*PROVIDED DATA*.
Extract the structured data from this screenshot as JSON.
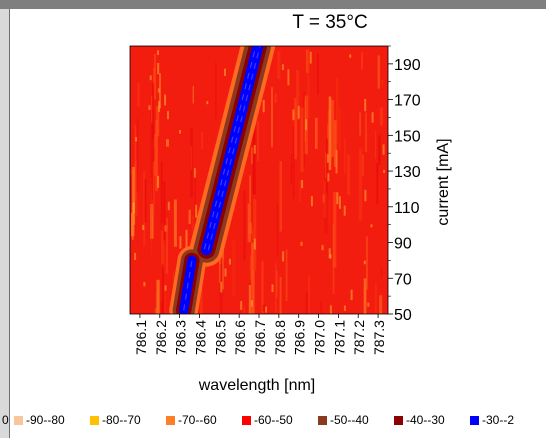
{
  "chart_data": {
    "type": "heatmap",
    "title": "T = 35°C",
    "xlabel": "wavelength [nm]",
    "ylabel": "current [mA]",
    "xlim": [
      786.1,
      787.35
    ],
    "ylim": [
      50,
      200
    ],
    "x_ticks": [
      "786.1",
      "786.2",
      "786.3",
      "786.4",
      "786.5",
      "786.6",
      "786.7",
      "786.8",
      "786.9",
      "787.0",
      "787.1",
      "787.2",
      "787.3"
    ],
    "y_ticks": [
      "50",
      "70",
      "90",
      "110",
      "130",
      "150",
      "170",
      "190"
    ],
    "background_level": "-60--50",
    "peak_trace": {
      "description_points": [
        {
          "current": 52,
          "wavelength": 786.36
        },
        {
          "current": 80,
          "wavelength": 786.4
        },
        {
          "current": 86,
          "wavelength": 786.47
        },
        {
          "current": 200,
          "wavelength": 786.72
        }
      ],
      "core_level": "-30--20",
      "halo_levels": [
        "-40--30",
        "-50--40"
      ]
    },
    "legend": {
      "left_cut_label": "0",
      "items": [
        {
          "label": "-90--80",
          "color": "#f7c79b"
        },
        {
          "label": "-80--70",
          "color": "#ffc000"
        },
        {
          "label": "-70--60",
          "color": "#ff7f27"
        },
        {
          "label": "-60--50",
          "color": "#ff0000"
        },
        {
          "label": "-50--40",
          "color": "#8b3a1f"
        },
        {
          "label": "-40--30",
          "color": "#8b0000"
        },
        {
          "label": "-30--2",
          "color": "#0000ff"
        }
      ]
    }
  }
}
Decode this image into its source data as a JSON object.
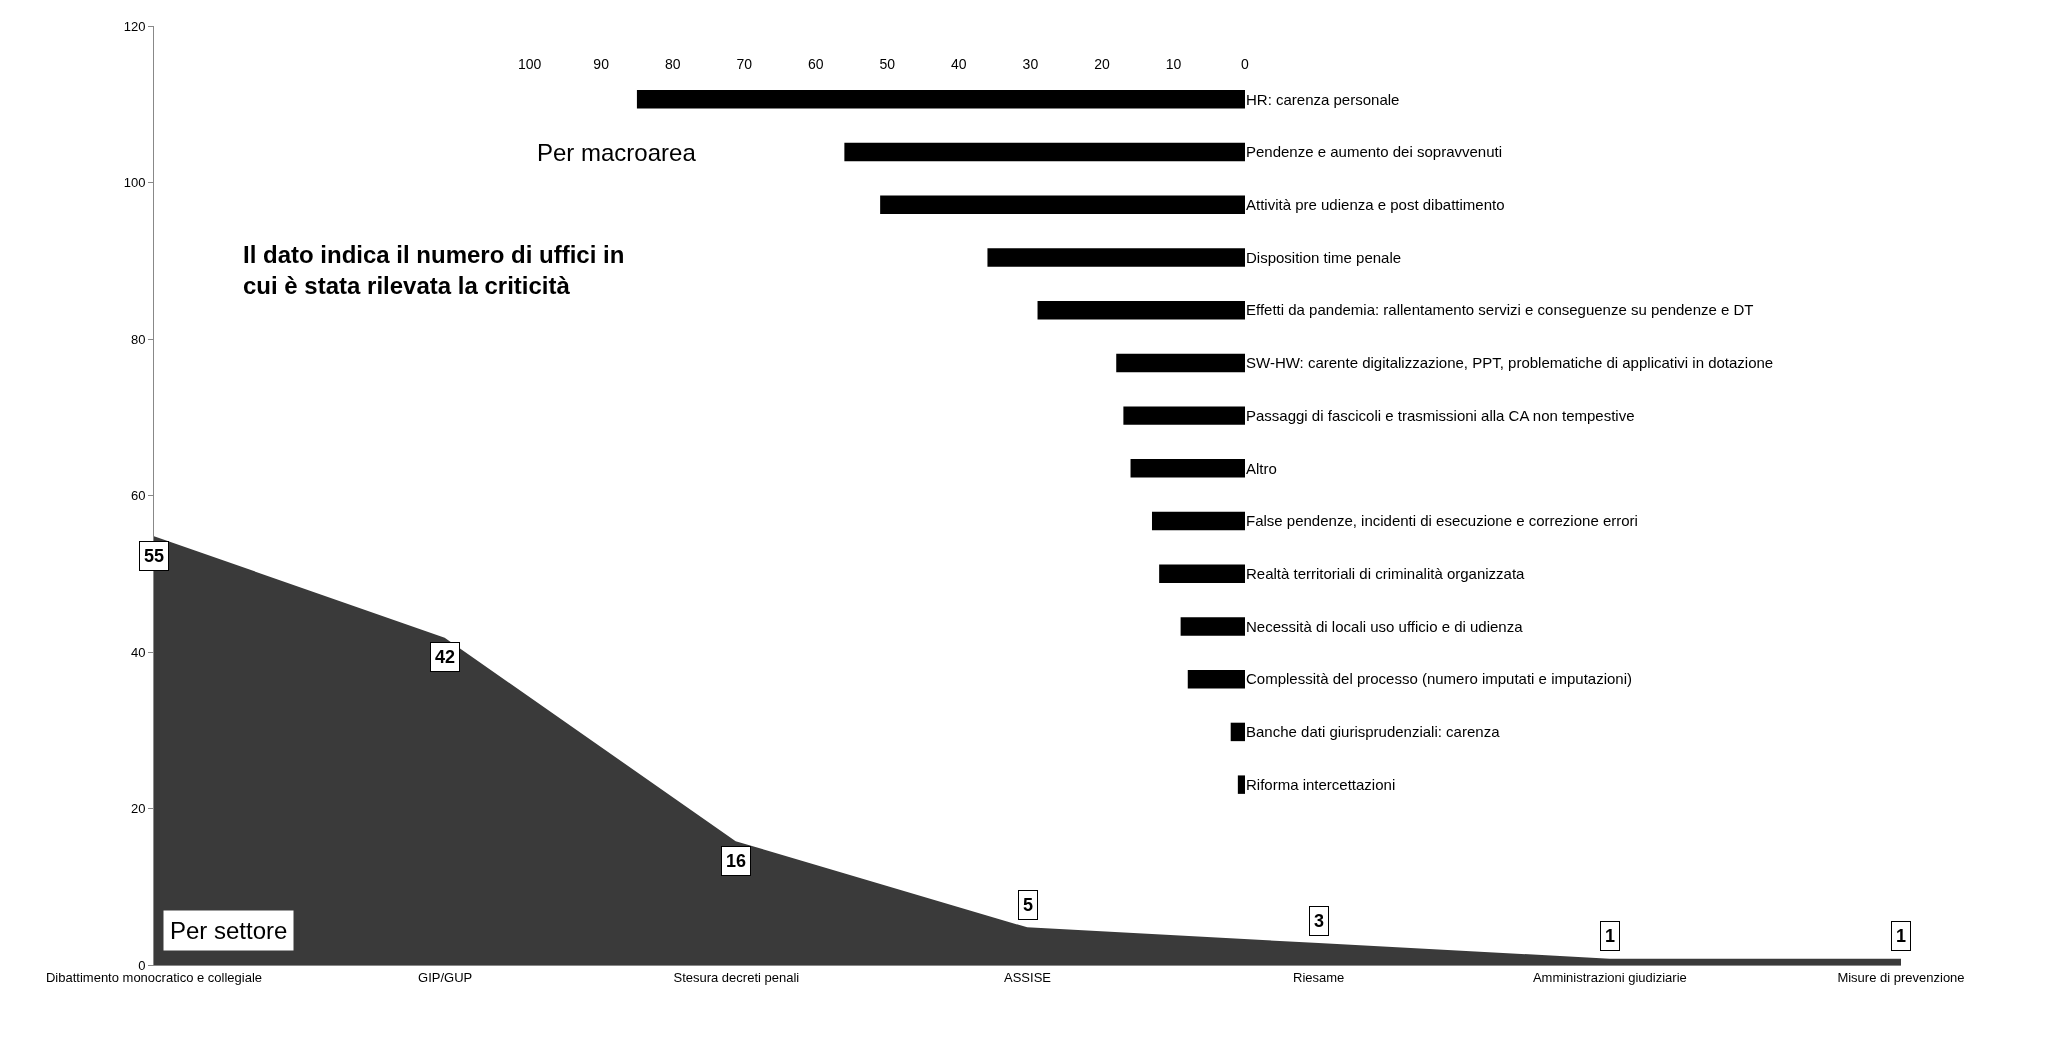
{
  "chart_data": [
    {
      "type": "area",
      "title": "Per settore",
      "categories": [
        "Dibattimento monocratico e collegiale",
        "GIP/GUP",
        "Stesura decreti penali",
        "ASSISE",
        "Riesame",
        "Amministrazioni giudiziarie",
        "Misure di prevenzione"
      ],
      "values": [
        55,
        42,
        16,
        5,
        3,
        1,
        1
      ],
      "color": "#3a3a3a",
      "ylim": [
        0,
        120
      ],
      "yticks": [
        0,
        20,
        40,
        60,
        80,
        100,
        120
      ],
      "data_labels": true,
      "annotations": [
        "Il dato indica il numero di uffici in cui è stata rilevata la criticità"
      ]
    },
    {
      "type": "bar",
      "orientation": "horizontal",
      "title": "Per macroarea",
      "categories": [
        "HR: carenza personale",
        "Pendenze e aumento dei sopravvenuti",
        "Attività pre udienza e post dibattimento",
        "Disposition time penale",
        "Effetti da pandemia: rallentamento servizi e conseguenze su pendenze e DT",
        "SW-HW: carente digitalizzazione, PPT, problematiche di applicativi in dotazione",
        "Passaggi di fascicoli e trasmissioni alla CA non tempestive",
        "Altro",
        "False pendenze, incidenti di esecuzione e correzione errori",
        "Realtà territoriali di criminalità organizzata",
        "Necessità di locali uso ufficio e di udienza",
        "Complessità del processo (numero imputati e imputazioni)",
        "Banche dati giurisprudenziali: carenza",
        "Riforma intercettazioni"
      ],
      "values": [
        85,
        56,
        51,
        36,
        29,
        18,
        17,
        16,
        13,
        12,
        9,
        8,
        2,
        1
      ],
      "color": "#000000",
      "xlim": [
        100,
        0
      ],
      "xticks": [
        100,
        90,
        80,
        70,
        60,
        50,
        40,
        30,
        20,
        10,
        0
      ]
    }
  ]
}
...
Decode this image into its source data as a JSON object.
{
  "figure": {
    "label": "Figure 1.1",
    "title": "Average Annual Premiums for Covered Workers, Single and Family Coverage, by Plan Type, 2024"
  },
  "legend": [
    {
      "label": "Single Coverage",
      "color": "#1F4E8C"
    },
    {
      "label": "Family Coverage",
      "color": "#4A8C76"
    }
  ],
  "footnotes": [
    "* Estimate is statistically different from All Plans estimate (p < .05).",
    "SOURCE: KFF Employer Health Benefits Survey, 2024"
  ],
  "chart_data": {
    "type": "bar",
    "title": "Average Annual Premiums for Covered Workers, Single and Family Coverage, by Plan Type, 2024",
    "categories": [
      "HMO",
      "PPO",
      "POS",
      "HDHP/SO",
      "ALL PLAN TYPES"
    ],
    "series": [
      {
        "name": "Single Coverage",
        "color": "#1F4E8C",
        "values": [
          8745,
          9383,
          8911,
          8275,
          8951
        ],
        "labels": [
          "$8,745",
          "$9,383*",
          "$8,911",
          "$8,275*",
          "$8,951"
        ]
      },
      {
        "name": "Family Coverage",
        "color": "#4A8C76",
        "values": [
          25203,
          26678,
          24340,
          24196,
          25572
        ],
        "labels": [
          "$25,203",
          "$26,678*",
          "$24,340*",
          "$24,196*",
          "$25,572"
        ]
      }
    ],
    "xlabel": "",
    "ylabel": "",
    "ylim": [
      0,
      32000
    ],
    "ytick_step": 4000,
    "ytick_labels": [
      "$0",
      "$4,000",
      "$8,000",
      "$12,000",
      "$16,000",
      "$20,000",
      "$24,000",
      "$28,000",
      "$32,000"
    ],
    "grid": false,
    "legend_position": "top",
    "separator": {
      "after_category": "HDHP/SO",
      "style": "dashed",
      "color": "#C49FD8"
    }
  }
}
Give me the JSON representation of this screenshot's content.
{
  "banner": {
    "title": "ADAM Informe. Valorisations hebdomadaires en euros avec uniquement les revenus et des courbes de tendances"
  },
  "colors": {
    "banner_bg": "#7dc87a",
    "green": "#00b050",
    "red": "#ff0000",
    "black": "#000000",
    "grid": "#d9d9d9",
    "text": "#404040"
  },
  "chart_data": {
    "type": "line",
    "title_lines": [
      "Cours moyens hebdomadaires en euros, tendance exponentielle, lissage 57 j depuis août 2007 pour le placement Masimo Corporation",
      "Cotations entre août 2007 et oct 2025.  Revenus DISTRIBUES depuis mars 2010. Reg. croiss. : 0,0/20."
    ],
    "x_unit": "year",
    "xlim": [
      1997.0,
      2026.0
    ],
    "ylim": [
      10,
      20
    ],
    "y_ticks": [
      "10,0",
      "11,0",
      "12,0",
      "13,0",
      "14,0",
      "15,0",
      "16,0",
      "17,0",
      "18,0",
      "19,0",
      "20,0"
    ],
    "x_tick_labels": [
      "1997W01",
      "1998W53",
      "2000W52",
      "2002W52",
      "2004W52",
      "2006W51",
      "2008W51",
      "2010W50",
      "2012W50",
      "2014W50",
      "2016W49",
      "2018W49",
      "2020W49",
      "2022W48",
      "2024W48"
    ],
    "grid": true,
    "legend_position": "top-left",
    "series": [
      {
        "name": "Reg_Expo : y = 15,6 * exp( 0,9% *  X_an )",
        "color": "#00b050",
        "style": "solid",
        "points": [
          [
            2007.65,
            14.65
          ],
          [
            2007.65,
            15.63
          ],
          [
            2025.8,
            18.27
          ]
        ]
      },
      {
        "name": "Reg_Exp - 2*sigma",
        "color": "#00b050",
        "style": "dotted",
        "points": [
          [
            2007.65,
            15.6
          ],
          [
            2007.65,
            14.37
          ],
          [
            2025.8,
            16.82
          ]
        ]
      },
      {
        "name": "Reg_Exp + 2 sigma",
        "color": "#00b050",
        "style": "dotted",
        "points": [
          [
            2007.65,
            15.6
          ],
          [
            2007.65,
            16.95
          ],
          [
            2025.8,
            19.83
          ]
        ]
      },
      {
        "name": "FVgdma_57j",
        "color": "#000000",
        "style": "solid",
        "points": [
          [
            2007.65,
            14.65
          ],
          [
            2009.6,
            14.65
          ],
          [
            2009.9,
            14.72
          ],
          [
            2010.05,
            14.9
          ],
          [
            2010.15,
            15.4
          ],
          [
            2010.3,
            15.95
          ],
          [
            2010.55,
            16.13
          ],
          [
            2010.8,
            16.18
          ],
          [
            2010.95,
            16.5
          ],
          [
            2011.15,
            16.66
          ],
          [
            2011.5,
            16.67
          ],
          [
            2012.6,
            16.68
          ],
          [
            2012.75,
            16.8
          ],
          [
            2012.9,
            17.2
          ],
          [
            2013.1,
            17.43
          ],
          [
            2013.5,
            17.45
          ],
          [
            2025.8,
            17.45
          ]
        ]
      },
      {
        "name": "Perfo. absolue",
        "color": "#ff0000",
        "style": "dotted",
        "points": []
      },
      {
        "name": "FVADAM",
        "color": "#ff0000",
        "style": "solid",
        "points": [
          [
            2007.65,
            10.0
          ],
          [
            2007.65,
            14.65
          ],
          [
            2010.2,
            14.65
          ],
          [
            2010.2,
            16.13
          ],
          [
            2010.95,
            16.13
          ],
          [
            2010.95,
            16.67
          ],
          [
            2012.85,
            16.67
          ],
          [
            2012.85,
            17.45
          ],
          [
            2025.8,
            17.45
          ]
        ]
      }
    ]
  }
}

*WHAT YOU NEED TO DO*. Say only how many lines in the records carry the word "from".

*SOLUTION TO THIS EXERCISE*. 2